-- STORED DATA start --

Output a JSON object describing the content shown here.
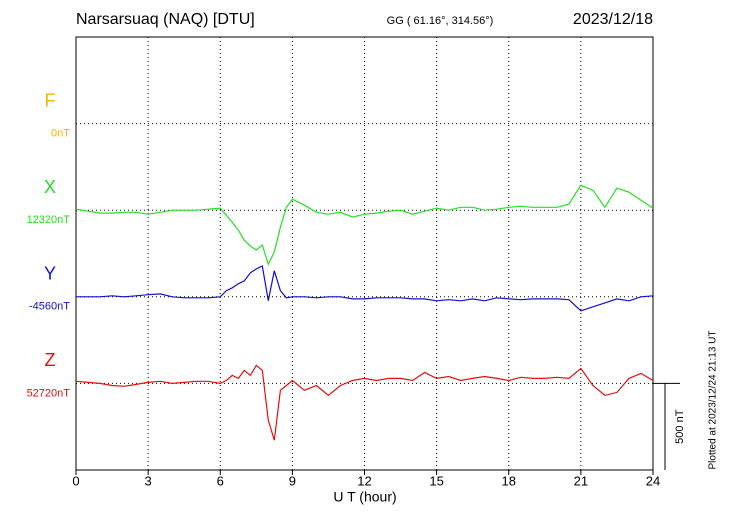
{
  "chart_data": {
    "type": "line",
    "title": "Narsarsuaq (NAQ)  [DTU]",
    "subtitle": "GG ( 61.16°, 314.56°)",
    "date": "2023/12/18",
    "xlabel": "U T (hour)",
    "note": "Plotted at 2023/12/24 21:13 UT",
    "scale_bar": {
      "value": 500,
      "label": "500 nT"
    },
    "xlim": [
      0,
      24
    ],
    "xticks": [
      0,
      3,
      6,
      9,
      12,
      15,
      18,
      21,
      24
    ],
    "ylim": [
      0,
      2500
    ],
    "yticks": [
      500,
      1000,
      1500,
      2000
    ],
    "grid": true,
    "x": [
      0,
      0.5,
      1,
      1.5,
      2,
      2.5,
      3,
      3.5,
      4,
      4.5,
      5,
      5.5,
      6,
      6.25,
      6.5,
      6.75,
      7,
      7.25,
      7.5,
      7.75,
      8,
      8.25,
      8.5,
      8.75,
      9,
      9.5,
      10,
      10.5,
      11,
      11.5,
      12,
      12.5,
      13,
      13.5,
      14,
      14.5,
      15,
      15.5,
      16,
      16.5,
      17,
      17.5,
      18,
      18.5,
      19,
      19.5,
      20,
      20.5,
      21,
      21.5,
      22,
      22.5,
      23,
      23.5,
      24
    ],
    "series": [
      {
        "name": "F",
        "baseline_label": "0nT",
        "color": "#f0b400",
        "values": [
          null,
          null,
          null,
          null,
          null,
          null,
          null,
          null,
          null,
          null,
          null,
          null,
          null,
          null,
          null,
          null,
          null,
          null,
          null,
          null,
          null,
          null,
          null,
          null,
          null,
          null,
          null,
          null,
          null,
          null,
          null,
          null,
          null,
          null,
          null,
          null,
          null,
          null,
          null,
          null,
          null,
          null,
          null,
          null,
          null,
          null,
          null,
          null,
          null,
          null,
          null,
          null,
          null,
          null,
          null
        ]
      },
      {
        "name": "X",
        "baseline_label": "12320nT",
        "color": "#22e022",
        "values": [
          6,
          -6,
          -17,
          -17,
          -12,
          -12,
          -23,
          -12,
          0,
          0,
          0,
          6,
          12,
          -29,
          -69,
          -115,
          -173,
          -207,
          -230,
          -201,
          -311,
          -242,
          -98,
          17,
          63,
          29,
          -12,
          -23,
          -12,
          -40,
          -23,
          -17,
          -6,
          0,
          -23,
          -6,
          12,
          0,
          17,
          17,
          0,
          6,
          17,
          23,
          17,
          17,
          17,
          35,
          144,
          115,
          17,
          127,
          104,
          58,
          12
        ]
      },
      {
        "name": "Y",
        "baseline_label": "-4560nT",
        "color": "#1010d0",
        "values": [
          0,
          0,
          0,
          6,
          0,
          6,
          12,
          17,
          0,
          -6,
          -6,
          -6,
          0,
          35,
          52,
          75,
          92,
          138,
          161,
          178,
          -23,
          150,
          35,
          -6,
          0,
          0,
          -6,
          0,
          0,
          -12,
          -12,
          -6,
          -6,
          -6,
          -12,
          -12,
          -23,
          -17,
          -23,
          -12,
          -23,
          -6,
          -12,
          -17,
          -12,
          -12,
          -12,
          -17,
          -81,
          -58,
          -35,
          -12,
          -23,
          0,
          6
        ]
      },
      {
        "name": "Z",
        "baseline_label": "52720nT",
        "color": "#e01010",
        "values": [
          12,
          6,
          0,
          -12,
          -17,
          -6,
          6,
          12,
          0,
          6,
          12,
          12,
          0,
          17,
          46,
          29,
          75,
          46,
          104,
          75,
          -213,
          -328,
          -40,
          -12,
          17,
          -40,
          -12,
          -69,
          -12,
          17,
          29,
          17,
          29,
          29,
          17,
          63,
          29,
          40,
          17,
          29,
          40,
          29,
          17,
          35,
          29,
          29,
          35,
          29,
          86,
          -12,
          -69,
          -52,
          29,
          58,
          17
        ]
      }
    ]
  }
}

-- STORED DATA end --

YOUR TASK: Make an exact copy of all entries above, dropping the images.

ANSWER TO THE EXERCISE:
Output a JSON object describing the content shown here.
{
  "chart_data": {
    "type": "line",
    "title": "Narsarsuaq (NAQ)  [DTU]",
    "subtitle": "GG ( 61.16°, 314.56°)",
    "date": "2023/12/18",
    "xlabel": "U T (hour)",
    "note": "Plotted at 2023/12/24 21:13 UT",
    "scale_bar": {
      "value": 500,
      "label": "500 nT"
    },
    "xlim": [
      0,
      24
    ],
    "xticks": [
      0,
      3,
      6,
      9,
      12,
      15,
      18,
      21,
      24
    ],
    "ylim": [
      0,
      2500
    ],
    "yticks": [
      500,
      1000,
      1500,
      2000
    ],
    "grid": true,
    "x": [
      0,
      0.5,
      1,
      1.5,
      2,
      2.5,
      3,
      3.5,
      4,
      4.5,
      5,
      5.5,
      6,
      6.25,
      6.5,
      6.75,
      7,
      7.25,
      7.5,
      7.75,
      8,
      8.25,
      8.5,
      8.75,
      9,
      9.5,
      10,
      10.5,
      11,
      11.5,
      12,
      12.5,
      13,
      13.5,
      14,
      14.5,
      15,
      15.5,
      16,
      16.5,
      17,
      17.5,
      18,
      18.5,
      19,
      19.5,
      20,
      20.5,
      21,
      21.5,
      22,
      22.5,
      23,
      23.5,
      24
    ],
    "series": [
      {
        "name": "F",
        "baseline_label": "0nT",
        "color": "#f0b400",
        "values": [
          null,
          null,
          null,
          null,
          null,
          null,
          null,
          null,
          null,
          null,
          null,
          null,
          null,
          null,
          null,
          null,
          null,
          null,
          null,
          null,
          null,
          null,
          null,
          null,
          null,
          null,
          null,
          null,
          null,
          null,
          null,
          null,
          null,
          null,
          null,
          null,
          null,
          null,
          null,
          null,
          null,
          null,
          null,
          null,
          null,
          null,
          null,
          null,
          null,
          null,
          null,
          null,
          null,
          null,
          null
        ]
      },
      {
        "name": "X",
        "baseline_label": "12320nT",
        "color": "#22e022",
        "values": [
          6,
          -6,
          -17,
          -17,
          -12,
          -12,
          -23,
          -12,
          0,
          0,
          0,
          6,
          12,
          -29,
          -69,
          -115,
          -173,
          -207,
          -230,
          -201,
          -311,
          -242,
          -98,
          17,
          63,
          29,
          -12,
          -23,
          -12,
          -40,
          -23,
          -17,
          -6,
          0,
          -23,
          -6,
          12,
          0,
          17,
          17,
          0,
          6,
          17,
          23,
          17,
          17,
          17,
          35,
          144,
          115,
          17,
          127,
          104,
          58,
          12
        ]
      },
      {
        "name": "Y",
        "baseline_label": "-4560nT",
        "color": "#1010d0",
        "values": [
          0,
          0,
          0,
          6,
          0,
          6,
          12,
          17,
          0,
          -6,
          -6,
          -6,
          0,
          35,
          52,
          75,
          92,
          138,
          161,
          178,
          -23,
          150,
          35,
          -6,
          0,
          0,
          -6,
          0,
          0,
          -12,
          -12,
          -6,
          -6,
          -6,
          -12,
          -12,
          -23,
          -17,
          -23,
          -12,
          -23,
          -6,
          -12,
          -17,
          -12,
          -12,
          -12,
          -17,
          -81,
          -58,
          -35,
          -12,
          -23,
          0,
          6
        ]
      },
      {
        "name": "Z",
        "baseline_label": "52720nT",
        "color": "#e01010",
        "values": [
          12,
          6,
          0,
          -12,
          -17,
          -6,
          6,
          12,
          0,
          6,
          12,
          12,
          0,
          17,
          46,
          29,
          75,
          46,
          104,
          75,
          -213,
          -328,
          -40,
          -12,
          17,
          -40,
          -12,
          -69,
          -12,
          17,
          29,
          17,
          29,
          29,
          17,
          63,
          29,
          40,
          17,
          29,
          40,
          29,
          17,
          35,
          29,
          29,
          35,
          29,
          86,
          -12,
          -69,
          -52,
          29,
          58,
          17
        ]
      }
    ]
  }
}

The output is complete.